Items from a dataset

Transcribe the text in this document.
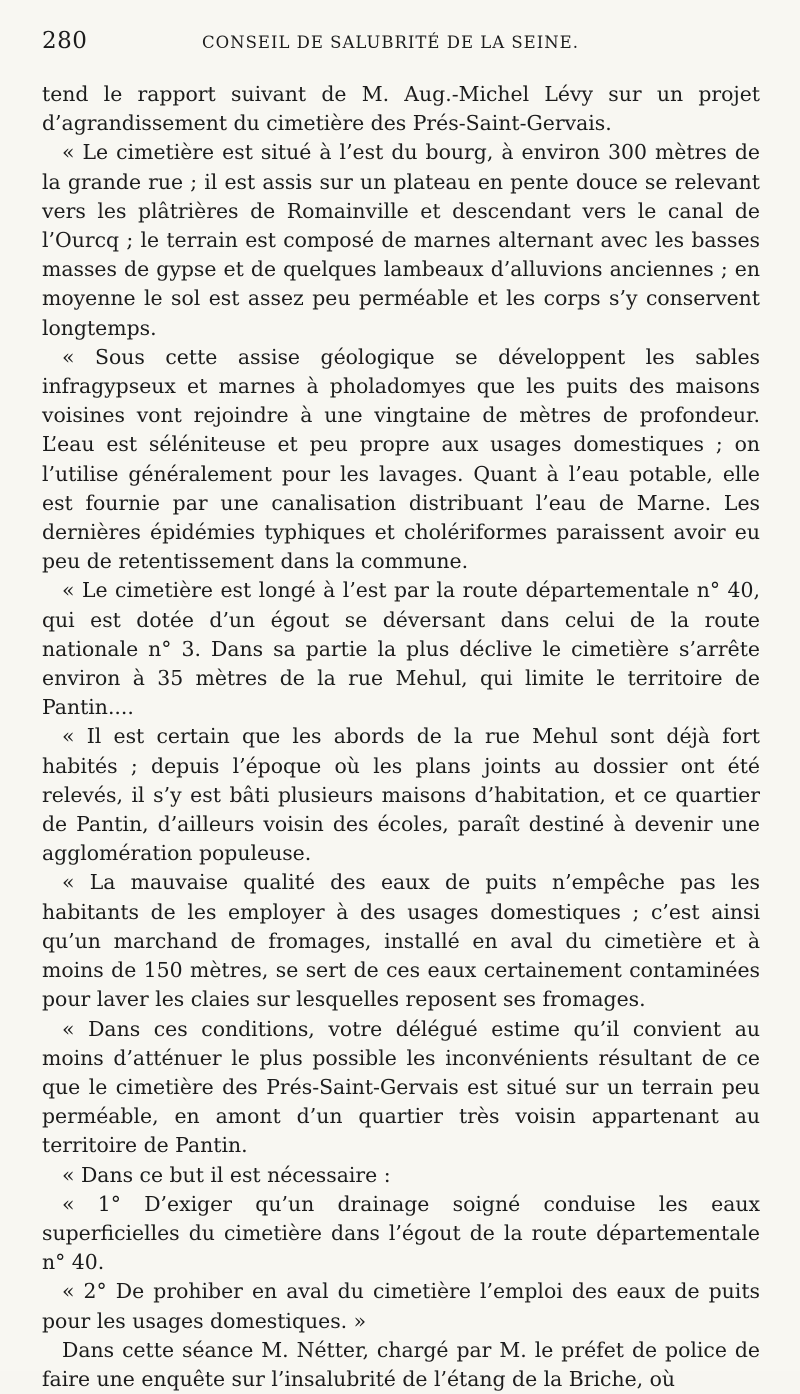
280	CONSEIL DE SALUBRITÉ DE LA SEINE.

tend le rapport suivant de M. Aug.-Michel Lévy sur un projet d’agrandissement du cimetière des Prés-Saint-Gervais.

« Le cimetière est situé à l’est du bourg, à environ 300 mètres de la grande rue ; il est assis sur un plateau en pente douce se relevant vers les plâtrières de Romainville et descendant vers le canal de l’Ourcq ; le terrain est composé de marnes alternant avec les basses masses de gypse et de quelques lambeaux d’alluvions anciennes ; en moyenne le sol est assez peu perméable et les corps s’y conservent longtemps.

« Sous cette assise géologique se développent les sables infragypseux et marnes à pholadomyes que les puits des maisons voisines vont rejoindre à une vingtaine de mètres de profondeur. L’eau est séléniteuse et peu propre aux usages domestiques ; on l’utilise généralement pour les lavages. Quant à l’eau potable, elle est fournie par une canalisation distribuant l’eau de Marne. Les dernières épidémies typhiques et cholériformes paraissent avoir eu peu de retentissement dans la commune.

« Le cimetière est longé à l’est par la route départementale n° 40, qui est dotée d’un égout se déversant dans celui de la route nationale n° 3. Dans sa partie la plus déclive le cimetière s’arrête environ à 35 mètres de la rue Mehul, qui limite le territoire de Pantin....

« Il est certain que les abords de la rue Mehul sont déjà fort habités ; depuis l’époque où les plans joints au dossier ont été relevés, il s’y est bâti plusieurs maisons d’habitation, et ce quartier de Pantin, d’ailleurs voisin des écoles, paraît destiné à devenir une agglomération populeuse.

« La mauvaise qualité des eaux de puits n’empêche pas les habitants de les employer à des usages domestiques ; c’est ainsi qu’un marchand de fromages, installé en aval du cimetière et à moins de 150 mètres, se sert de ces eaux certainement contaminées pour laver les claies sur lesquelles reposent ses fromages.

« Dans ces conditions, votre délégué estime qu’il convient au moins d’atténuer le plus possible les inconvénients résultant de ce que le cimetière des Prés-Saint-Gervais est situé sur un terrain peu perméable, en amont d’un quartier très voisin appartenant au territoire de Pantin.

« Dans ce but il est nécessaire :

« 1° D’exiger qu’un drainage soigné conduise les eaux superficielles du cimetière dans l’égout de la route départementale n° 40.

« 2° De prohiber en aval du cimetière l’emploi des eaux de puits pour les usages domestiques. »

Dans cette séance M. Nétter, chargé par M. le préfet de police de faire une enquête sur l’insalubrité de l’étang de la Briche, où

Written exercise:
Restate the records above in full, word for word. Keep pictures out.

Written solution:
Transcribe the text in this document.
280	CONSEIL DE SALUBRITÉ DE LA SEINE.

tend le rapport suivant de M. Aug.-Michel Lévy sur un projet d’agrandissement du cimetière des Prés-Saint-Gervais.

« Le cimetière est situé à l’est du bourg, à environ 300 mètres de la grande rue ; il est assis sur un plateau en pente douce se relevant vers les plâtrières de Romainville et descendant vers le canal de l’Ourcq ; le terrain est composé de marnes alternant avec les basses masses de gypse et de quelques lambeaux d’alluvions anciennes ; en moyenne le sol est assez peu perméable et les corps s’y conservent longtemps.

« Sous cette assise géologique se développent les sables infragypseux et marnes à pholadomyes que les puits des maisons voisines vont rejoindre à une vingtaine de mètres de profondeur. L’eau est séléniteuse et peu propre aux usages domestiques ; on l’utilise généralement pour les lavages. Quant à l’eau potable, elle est fournie par une canalisation distribuant l’eau de Marne. Les dernières épidémies typhiques et cholériformes paraissent avoir eu peu de retentissement dans la commune.

« Le cimetière est longé à l’est par la route départementale n° 40, qui est dotée d’un égout se déversant dans celui de la route nationale n° 3. Dans sa partie la plus déclive le cimetière s’arrête environ à 35 mètres de la rue Mehul, qui limite le territoire de Pantin....

« Il est certain que les abords de la rue Mehul sont déjà fort habités ; depuis l’époque où les plans joints au dossier ont été relevés, il s’y est bâti plusieurs maisons d’habitation, et ce quartier de Pantin, d’ailleurs voisin des écoles, paraît destiné à devenir une agglomération populeuse.

« La mauvaise qualité des eaux de puits n’empêche pas les habitants de les employer à des usages domestiques ; c’est ainsi qu’un marchand de fromages, installé en aval du cimetière et à moins de 150 mètres, se sert de ces eaux certainement contaminées pour laver les claies sur lesquelles reposent ses fromages.

« Dans ces conditions, votre délégué estime qu’il convient au moins d’atténuer le plus possible les inconvénients résultant de ce que le cimetière des Prés-Saint-Gervais est situé sur un terrain peu perméable, en amont d’un quartier très voisin appartenant au territoire de Pantin.

« Dans ce but il est nécessaire :

« 1° D’exiger qu’un drainage soigné conduise les eaux superficielles du cimetière dans l’égout de la route départementale n° 40.

« 2° De prohiber en aval du cimetière l’emploi des eaux de puits pour les usages domestiques. »

Dans cette séance M. Nétter, chargé par M. le préfet de police de faire une enquête sur l’insalubrité de l’étang de la Briche, où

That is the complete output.